(Dataset entries)
* * *

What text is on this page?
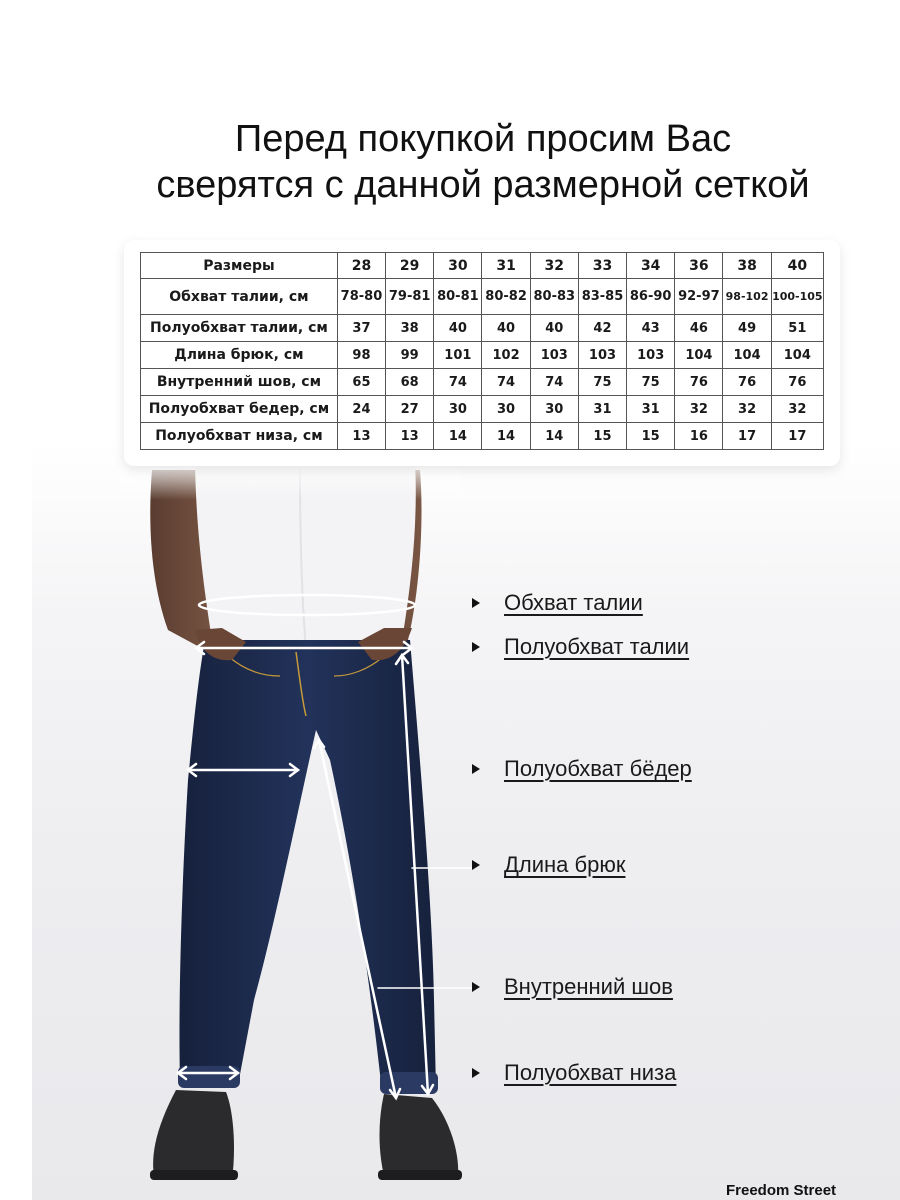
Перед покупкой просим Вас
сверятся с данной размерной сеткой
Размеры	28	29	30	31	32	33	34	36	38	40
Обхват талии, см	78-80	79-81	80-81	80-82	80-83	83-85	86-90	92-97	98-102	100-105
Полуобхват талии, см	37	38	40	40	40	42	43	46	49	51
Длина брюк, см	98	99	101	102	103	103	103	104	104	104
Внутренний шов, см	65	68	74	74	74	75	75	76	76	76
Полуобхват бедер, см	24	27	30	30	30	31	31	32	32	32
Полуобхват низа, см	13	13	14	14	14	15	15	16	17	17
Обхват талии
Полуобхват талии
Полуобхват бёдер
Длина брюк
Внутренний шов
Полуобхват низа
Freedom Street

* * *

Aim
Print out the whole of the material word for word, without pictures.

Exercise result
What text is on this page?
Перед покупкой просим Вас
сверятся с данной размерной сеткой
Размеры	28	29	30	31	32	33	34	36	38	40
Обхват талии, см	78-80	79-81	80-81	80-82	80-83	83-85	86-90	92-97	98-102	100-105
Полуобхват талии, см	37	38	40	40	40	42	43	46	49	51
Длина брюк, см	98	99	101	102	103	103	103	104	104	104
Внутренний шов, см	65	68	74	74	74	75	75	76	76	76
Полуобхват бедер, см	24	27	30	30	30	31	31	32	32	32
Полуобхват низа, см	13	13	14	14	14	15	15	16	17	17
Обхват талии
Полуобхват талии
Полуобхват бёдер
Длина брюк
Внутренний шов
Полуобхват низа
Freedom Street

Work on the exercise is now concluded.